§ Goal: Where a line contains the string "online", copy that line.

Data records
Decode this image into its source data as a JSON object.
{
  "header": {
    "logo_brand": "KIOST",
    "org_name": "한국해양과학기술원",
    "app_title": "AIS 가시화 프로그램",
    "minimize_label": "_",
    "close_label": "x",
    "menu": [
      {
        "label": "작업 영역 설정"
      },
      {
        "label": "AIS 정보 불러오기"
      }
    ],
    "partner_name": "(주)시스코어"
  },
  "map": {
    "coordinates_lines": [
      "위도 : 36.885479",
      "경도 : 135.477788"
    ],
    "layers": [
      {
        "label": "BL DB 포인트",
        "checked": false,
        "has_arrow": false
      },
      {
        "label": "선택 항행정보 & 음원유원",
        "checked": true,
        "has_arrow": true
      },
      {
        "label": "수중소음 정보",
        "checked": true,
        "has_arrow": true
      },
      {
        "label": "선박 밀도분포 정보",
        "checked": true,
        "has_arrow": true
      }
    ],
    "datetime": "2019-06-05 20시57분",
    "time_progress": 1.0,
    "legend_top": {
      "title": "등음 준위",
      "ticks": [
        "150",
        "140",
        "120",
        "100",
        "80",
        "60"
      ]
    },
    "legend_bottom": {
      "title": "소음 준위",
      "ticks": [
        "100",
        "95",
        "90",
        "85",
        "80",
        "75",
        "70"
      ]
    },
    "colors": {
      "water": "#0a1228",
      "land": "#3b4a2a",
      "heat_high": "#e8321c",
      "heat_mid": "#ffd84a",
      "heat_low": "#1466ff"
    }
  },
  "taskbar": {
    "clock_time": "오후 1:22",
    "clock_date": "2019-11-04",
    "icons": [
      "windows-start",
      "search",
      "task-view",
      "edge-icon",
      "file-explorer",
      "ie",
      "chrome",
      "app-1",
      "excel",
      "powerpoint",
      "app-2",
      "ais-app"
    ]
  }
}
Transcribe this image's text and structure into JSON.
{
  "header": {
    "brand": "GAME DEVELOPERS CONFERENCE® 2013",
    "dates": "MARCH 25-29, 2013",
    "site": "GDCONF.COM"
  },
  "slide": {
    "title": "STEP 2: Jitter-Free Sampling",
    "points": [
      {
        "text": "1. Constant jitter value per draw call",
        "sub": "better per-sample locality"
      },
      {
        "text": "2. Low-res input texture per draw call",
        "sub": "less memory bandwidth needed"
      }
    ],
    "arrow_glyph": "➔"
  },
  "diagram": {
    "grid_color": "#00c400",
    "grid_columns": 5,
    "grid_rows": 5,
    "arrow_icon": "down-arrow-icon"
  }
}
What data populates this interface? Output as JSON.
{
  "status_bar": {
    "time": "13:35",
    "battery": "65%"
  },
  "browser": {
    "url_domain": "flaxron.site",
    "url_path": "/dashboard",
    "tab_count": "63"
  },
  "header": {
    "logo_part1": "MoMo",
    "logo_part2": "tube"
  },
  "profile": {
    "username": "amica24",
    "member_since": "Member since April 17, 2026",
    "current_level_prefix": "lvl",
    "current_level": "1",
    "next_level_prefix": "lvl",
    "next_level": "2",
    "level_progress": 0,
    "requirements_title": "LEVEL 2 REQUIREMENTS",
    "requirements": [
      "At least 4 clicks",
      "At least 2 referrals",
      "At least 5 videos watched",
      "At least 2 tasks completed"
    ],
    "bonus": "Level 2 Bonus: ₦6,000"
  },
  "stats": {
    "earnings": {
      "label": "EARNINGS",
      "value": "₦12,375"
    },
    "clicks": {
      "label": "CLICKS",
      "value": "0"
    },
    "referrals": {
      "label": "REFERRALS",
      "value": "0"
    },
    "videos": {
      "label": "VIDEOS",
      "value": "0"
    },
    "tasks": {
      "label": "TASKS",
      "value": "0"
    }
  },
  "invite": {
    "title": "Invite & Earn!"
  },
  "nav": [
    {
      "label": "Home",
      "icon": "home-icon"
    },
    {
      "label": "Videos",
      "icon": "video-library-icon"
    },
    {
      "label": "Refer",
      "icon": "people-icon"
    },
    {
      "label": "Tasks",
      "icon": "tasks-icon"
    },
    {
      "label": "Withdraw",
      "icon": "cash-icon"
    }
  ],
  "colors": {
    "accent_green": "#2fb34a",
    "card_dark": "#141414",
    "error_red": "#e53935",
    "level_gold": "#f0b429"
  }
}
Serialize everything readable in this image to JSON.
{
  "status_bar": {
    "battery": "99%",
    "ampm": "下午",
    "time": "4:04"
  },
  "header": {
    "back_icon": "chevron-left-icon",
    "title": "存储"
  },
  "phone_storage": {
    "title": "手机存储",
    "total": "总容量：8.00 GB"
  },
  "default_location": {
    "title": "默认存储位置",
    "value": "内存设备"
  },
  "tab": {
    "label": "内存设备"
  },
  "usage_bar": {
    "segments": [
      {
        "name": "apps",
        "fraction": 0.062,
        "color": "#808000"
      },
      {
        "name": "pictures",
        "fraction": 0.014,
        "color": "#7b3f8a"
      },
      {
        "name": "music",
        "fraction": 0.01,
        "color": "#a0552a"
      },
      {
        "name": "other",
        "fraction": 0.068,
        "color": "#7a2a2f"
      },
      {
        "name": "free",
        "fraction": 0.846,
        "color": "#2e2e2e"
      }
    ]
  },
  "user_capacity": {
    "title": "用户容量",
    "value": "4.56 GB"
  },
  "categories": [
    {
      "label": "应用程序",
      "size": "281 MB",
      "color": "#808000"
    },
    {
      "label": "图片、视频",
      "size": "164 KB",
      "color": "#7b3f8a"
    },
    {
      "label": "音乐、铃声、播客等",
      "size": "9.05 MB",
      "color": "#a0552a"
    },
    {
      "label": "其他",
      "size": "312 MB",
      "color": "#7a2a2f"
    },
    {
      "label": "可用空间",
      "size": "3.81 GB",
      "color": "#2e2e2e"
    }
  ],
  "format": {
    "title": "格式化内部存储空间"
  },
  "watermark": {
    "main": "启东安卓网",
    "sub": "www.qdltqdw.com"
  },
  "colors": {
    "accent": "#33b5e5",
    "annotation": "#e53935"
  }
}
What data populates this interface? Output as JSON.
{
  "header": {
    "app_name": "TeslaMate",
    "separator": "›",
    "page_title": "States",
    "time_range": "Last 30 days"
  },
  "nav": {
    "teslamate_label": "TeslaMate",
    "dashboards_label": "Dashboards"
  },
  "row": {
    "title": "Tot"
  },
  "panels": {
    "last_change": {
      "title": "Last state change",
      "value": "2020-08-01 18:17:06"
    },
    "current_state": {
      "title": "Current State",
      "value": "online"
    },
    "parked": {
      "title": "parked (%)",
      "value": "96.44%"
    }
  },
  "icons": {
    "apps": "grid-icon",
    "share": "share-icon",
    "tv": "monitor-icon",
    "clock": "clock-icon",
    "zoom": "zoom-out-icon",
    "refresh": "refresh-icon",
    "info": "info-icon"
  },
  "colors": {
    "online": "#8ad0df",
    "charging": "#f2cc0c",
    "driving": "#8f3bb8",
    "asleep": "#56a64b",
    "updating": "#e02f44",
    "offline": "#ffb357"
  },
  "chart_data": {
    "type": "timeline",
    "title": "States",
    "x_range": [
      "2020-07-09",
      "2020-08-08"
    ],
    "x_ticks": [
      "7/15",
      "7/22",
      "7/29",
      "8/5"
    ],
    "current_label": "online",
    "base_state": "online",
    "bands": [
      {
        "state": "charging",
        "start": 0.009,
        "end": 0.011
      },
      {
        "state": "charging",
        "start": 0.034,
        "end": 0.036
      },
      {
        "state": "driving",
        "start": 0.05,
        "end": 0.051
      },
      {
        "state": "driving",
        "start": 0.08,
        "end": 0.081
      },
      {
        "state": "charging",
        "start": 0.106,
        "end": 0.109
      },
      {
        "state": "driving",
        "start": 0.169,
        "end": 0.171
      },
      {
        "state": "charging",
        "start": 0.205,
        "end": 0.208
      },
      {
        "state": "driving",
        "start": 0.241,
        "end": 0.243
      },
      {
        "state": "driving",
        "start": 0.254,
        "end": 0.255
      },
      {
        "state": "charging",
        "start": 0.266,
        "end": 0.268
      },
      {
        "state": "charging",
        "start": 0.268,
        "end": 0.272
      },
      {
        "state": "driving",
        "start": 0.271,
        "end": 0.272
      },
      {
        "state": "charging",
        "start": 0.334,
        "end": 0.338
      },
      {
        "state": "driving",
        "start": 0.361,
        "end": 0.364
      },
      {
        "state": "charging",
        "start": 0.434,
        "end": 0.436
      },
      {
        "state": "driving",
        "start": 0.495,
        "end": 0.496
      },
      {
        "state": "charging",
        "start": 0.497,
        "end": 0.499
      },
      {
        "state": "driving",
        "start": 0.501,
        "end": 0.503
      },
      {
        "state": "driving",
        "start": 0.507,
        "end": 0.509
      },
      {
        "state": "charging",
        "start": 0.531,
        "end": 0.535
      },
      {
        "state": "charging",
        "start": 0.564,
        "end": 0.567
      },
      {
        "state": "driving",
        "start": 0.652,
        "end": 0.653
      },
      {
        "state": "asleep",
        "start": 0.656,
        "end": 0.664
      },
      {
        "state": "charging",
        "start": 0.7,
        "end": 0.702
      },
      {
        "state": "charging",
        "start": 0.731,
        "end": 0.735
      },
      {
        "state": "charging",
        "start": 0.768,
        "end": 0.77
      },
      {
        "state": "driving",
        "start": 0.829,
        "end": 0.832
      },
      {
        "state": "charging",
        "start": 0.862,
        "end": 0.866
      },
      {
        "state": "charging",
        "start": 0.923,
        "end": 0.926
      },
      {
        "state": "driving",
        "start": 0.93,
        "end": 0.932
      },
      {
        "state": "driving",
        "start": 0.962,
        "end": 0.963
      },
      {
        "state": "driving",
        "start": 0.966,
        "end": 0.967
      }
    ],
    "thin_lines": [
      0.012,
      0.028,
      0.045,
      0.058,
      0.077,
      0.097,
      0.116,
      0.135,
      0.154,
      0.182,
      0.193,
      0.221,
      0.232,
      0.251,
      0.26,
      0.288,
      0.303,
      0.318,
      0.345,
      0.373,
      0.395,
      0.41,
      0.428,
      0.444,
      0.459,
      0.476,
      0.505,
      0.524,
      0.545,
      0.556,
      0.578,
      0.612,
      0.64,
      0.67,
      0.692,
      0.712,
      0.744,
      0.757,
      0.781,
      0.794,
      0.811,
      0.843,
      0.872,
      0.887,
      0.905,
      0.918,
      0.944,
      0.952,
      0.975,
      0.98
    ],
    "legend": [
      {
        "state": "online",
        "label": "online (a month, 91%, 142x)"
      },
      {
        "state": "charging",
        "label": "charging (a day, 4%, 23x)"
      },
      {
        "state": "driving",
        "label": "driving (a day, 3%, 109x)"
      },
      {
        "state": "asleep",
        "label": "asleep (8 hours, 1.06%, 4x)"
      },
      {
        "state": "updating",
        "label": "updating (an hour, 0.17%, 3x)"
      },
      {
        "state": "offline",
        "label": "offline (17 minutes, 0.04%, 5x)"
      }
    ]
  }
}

§ Output for this exercise:
      "value": "online"
    "online": "#8ad0df",
    "current_label": "online",
    "base_state": "online",
        "state": "online",
        "label": "online (a month, 91%, 142x)"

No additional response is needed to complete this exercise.